---------- Data rows

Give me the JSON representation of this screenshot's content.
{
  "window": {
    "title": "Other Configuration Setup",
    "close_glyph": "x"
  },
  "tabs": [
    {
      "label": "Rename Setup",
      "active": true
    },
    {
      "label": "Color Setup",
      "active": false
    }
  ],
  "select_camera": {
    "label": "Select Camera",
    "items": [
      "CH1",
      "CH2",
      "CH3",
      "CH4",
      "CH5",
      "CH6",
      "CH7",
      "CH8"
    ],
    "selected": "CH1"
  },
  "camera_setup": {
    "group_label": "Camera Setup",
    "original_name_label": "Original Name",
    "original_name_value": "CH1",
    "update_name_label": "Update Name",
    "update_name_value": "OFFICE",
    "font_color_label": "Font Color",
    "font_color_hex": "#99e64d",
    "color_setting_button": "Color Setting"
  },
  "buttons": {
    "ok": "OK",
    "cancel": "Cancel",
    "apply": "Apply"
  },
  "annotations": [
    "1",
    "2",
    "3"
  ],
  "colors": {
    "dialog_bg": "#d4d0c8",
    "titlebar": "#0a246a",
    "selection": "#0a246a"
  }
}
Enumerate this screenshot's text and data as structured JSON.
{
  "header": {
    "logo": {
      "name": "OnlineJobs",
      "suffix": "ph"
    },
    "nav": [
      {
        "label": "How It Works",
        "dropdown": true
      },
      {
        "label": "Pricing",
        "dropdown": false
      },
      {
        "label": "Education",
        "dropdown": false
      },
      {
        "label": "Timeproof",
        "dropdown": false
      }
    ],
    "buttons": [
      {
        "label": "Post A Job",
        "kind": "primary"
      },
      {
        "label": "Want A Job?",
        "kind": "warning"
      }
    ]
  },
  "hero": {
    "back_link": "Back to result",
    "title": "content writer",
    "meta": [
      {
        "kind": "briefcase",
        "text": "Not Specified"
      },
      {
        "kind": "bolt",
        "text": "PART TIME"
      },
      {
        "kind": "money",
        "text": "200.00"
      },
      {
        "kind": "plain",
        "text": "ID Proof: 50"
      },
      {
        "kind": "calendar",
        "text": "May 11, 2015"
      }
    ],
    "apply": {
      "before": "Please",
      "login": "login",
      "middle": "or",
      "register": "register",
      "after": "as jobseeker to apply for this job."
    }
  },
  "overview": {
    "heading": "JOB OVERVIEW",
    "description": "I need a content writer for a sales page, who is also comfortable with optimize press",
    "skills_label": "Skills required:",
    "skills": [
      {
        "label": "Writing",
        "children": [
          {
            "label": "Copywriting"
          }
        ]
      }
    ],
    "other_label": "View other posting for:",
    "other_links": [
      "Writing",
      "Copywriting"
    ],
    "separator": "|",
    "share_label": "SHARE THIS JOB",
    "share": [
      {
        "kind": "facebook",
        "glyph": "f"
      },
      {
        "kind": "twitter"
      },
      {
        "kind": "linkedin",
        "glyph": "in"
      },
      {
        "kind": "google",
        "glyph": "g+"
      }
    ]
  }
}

--------------------

- _Set exercise_
For the records above, state how many lines include the string "text", giving the number and nothing else.

- _Exercise response_
6